[Stored items]

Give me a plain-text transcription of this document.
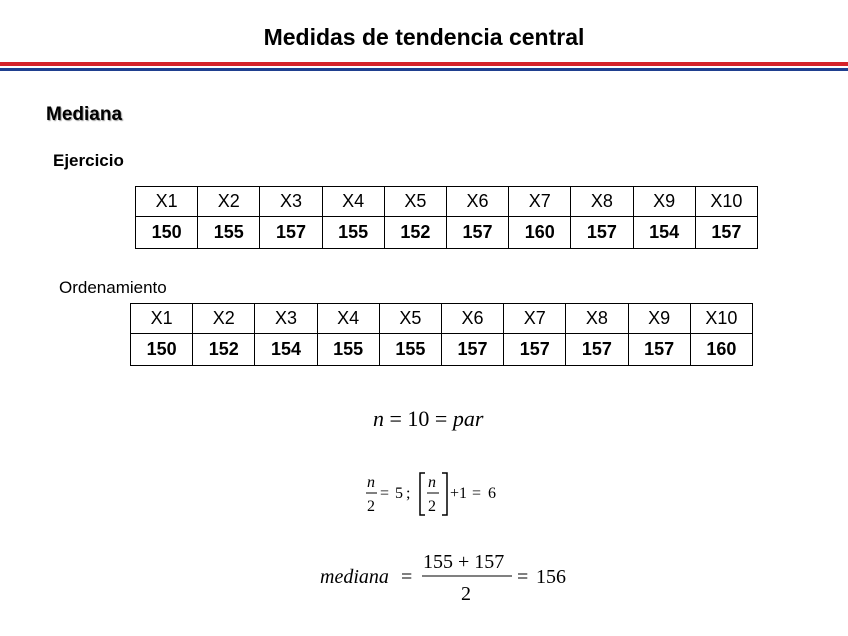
Medidas de tendencia central
Mediana
Ejercicio
X1	X2	X3	X4	X5	X6	X7	X8	X9	X10
150	155	157	155	152	157	160	157	154	157
Ordenamiento
X1	X2	X3	X4	X5	X6	X7	X8	X9	X10
150	152	154	155	155	157	157	157	157	160
n = 10 = par
n
2
= 5 ;
n
2
+1 = 6
mediana =
155 + 157
2
= 156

## EXERCISE INSTRUCTIONS
Reproduce every line precisely as given, omitting all pictures.

## COMPLETE RESPONSE
Give me a plain-text transcription of this document.
Medidas de tendencia central
Mediana
Ejercicio
X1	X2	X3	X4	X5	X6	X7	X8	X9	X10
150	155	157	155	152	157	160	157	154	157
Ordenamiento
X1	X2	X3	X4	X5	X6	X7	X8	X9	X10
150	152	154	155	155	157	157	157	157	160
n = 10 = par
n
2
= 5 ;
n
2
+1 = 6
mediana =
155 + 157
2
= 156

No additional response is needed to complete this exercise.